§ TEXTO DEL DOCUMENTO:
Durante los tiempos de la Marbella que vivía dentro de las murallas, cuyas puertas se abrían y cerraban al son que marcaba el día y la noche, en la que fuera sólo existían peligros y huertas, las procesiones formaban parte del acontecer rutinario y debieron recorrer una carrera oficial, prescrita y ordenada, de hitos señalados y espacios sacralizados, porque los desfiles eran más que una exaltación de fe, participaban de un rito purificador de calles y creyentes, también establecían una red de solidaridades, de vínculos sociales con representatividad institucional, para demostrar que la religión era imprescindible y su poder consustancial en la vida de los ciudadanos.
Configuraba una vía sacra, de tradicionales actos y rituales ceremonias, no había margen para el azar ni la improvisación pues con la rectitud en su cumplimiento se exponía, sin ambages, los beneficios celestiales de la cohesión y la firmeza de las indulgencias terrenales. Poco sabemos, nada hay descrito, sin embargo las ciudades de nuestra modernidad cristiana eran lugares con un marcado carácter uniforme, que invitan a la recreación de lo que fue, como hipótesis fundada en cercanas y aún activas funciones, sea el caso del Rosario de la Aurora.

§ DATOS GUARDADOS:
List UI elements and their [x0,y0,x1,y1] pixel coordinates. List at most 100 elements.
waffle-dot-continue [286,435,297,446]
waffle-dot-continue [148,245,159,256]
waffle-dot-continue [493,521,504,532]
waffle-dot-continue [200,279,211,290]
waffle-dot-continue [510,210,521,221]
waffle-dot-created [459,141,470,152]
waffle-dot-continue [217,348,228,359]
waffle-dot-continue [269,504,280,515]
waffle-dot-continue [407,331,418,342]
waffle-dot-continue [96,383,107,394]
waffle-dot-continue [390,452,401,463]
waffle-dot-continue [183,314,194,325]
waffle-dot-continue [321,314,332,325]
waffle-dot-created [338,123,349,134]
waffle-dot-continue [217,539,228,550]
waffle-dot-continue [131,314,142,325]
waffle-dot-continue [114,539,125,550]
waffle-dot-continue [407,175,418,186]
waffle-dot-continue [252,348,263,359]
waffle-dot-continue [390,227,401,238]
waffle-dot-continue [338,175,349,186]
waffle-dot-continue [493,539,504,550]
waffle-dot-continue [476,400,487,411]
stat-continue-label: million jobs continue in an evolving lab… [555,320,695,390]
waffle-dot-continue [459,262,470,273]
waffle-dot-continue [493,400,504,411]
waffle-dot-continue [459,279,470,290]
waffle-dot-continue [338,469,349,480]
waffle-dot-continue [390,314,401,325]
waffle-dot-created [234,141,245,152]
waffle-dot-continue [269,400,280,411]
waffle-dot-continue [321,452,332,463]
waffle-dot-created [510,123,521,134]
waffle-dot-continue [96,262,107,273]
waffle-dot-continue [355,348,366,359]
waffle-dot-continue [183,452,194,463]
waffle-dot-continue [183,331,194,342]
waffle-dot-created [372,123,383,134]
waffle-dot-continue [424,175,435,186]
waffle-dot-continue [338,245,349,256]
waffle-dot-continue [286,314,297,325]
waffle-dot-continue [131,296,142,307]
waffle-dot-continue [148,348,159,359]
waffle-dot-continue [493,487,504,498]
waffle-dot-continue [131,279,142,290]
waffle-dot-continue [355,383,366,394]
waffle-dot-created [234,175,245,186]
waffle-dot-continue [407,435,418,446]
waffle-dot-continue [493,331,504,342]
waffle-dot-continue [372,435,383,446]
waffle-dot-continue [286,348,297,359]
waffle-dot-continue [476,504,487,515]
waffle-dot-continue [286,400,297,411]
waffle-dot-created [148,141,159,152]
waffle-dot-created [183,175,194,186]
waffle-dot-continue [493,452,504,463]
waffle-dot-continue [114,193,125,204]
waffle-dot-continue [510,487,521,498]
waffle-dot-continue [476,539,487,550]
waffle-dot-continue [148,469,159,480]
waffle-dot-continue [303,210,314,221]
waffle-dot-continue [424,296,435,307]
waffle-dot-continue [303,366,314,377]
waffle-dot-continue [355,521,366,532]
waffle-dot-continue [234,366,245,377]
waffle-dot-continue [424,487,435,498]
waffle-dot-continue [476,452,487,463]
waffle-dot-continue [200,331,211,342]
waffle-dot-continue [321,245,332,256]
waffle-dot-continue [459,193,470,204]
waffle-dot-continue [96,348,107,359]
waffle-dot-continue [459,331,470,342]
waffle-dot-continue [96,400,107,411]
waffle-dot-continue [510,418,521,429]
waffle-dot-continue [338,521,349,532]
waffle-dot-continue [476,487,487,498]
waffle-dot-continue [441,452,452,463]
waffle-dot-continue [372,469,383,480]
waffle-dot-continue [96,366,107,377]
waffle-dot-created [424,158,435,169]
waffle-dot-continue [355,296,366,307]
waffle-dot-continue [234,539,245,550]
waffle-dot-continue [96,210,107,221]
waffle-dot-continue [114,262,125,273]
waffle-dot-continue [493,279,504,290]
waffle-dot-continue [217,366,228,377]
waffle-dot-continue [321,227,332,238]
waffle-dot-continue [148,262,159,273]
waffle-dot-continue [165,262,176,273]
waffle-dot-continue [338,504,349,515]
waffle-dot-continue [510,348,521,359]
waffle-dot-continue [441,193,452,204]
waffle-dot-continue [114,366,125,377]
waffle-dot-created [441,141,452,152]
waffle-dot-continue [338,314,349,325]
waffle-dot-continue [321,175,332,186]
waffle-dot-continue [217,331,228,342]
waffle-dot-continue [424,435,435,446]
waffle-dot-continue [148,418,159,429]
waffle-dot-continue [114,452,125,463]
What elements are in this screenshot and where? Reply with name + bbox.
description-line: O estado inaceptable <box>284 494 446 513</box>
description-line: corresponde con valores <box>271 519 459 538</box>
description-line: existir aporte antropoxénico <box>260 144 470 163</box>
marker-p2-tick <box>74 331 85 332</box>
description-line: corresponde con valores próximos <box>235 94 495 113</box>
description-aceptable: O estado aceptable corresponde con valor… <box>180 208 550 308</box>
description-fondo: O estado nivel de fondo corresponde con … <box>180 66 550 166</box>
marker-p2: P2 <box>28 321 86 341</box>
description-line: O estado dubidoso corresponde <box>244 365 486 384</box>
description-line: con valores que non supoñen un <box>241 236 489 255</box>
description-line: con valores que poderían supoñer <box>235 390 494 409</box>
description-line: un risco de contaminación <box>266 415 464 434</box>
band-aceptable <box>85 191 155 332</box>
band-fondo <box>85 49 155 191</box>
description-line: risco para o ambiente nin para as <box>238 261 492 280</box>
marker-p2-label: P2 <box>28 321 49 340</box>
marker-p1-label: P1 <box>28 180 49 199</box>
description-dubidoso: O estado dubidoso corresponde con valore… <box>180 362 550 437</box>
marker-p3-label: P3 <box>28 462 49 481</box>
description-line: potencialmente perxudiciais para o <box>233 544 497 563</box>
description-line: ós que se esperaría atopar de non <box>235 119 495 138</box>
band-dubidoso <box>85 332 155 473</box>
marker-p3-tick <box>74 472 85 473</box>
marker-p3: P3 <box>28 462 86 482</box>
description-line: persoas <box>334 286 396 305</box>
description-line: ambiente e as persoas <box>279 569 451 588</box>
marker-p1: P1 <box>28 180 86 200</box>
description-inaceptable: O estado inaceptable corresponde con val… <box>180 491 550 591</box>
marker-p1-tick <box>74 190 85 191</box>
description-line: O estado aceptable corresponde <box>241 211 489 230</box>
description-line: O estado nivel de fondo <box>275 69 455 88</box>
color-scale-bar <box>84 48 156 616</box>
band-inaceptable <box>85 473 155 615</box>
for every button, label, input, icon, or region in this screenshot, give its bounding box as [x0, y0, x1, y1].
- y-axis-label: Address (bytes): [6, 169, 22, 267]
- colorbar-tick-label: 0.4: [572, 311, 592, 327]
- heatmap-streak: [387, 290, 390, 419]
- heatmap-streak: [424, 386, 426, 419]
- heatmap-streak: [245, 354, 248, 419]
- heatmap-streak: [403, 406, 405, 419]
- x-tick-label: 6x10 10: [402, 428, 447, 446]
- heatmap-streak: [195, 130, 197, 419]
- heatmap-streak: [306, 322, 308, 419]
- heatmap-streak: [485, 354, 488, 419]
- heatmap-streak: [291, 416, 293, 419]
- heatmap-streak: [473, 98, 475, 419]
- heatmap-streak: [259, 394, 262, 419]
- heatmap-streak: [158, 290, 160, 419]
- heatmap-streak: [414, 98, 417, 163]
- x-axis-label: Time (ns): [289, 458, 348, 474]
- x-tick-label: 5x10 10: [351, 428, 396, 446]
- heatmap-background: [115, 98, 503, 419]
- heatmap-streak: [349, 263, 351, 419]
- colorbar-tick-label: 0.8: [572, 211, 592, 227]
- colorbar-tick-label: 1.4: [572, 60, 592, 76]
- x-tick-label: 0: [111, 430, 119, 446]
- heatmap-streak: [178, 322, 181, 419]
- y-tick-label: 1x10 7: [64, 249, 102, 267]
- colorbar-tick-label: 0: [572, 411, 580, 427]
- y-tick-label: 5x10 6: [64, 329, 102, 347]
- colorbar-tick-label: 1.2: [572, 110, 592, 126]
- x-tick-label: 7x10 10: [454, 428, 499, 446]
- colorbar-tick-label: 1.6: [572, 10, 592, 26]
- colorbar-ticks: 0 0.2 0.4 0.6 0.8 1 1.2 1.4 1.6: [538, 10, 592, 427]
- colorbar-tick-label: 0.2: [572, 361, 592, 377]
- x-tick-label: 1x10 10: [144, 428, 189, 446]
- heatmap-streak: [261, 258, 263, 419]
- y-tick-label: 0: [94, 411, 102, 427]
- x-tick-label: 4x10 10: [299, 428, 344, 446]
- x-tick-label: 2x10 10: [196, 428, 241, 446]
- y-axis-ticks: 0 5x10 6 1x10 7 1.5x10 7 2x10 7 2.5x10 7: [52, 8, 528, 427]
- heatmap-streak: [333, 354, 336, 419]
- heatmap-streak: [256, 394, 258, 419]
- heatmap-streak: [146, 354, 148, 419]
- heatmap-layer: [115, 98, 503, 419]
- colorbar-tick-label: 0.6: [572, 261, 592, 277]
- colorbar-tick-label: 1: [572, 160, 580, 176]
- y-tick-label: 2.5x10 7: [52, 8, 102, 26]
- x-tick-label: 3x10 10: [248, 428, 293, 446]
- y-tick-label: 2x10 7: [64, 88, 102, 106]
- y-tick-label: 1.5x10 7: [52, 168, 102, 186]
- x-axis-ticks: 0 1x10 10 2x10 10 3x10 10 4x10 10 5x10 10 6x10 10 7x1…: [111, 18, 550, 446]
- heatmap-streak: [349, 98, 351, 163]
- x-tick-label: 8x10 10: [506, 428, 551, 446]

§ POR HACER: Reproduce al pie de la letra el pasaje del texto sobre las procesiones de Marbella que va desde "Durante los tiempos" hasta "de los ciudadanos.". Los registros provienen de otra fuente.

§ RESPUESTA ESCRITA:
Durante los tiempos de la Marbella que vivía dentro de las murallas, cuyas puertas se abrían y cerraban al son que marcaba el día y la noche, en la que fuera sólo existían peligros y huertas, las procesiones formaban parte del acontecer rutinario y debieron recorrer una carrera oficial, prescrita y ordenada, de hitos señalados y espacios sacralizados, porque los desfiles eran más que una exaltación de fe, participaban de un rito purificador de calles y creyentes, también establecían una red de solidaridades, de vínculos sociales con representatividad institucional, para demostrar que la religión era imprescindible y su poder consustancial en la vida de los ciudadanos.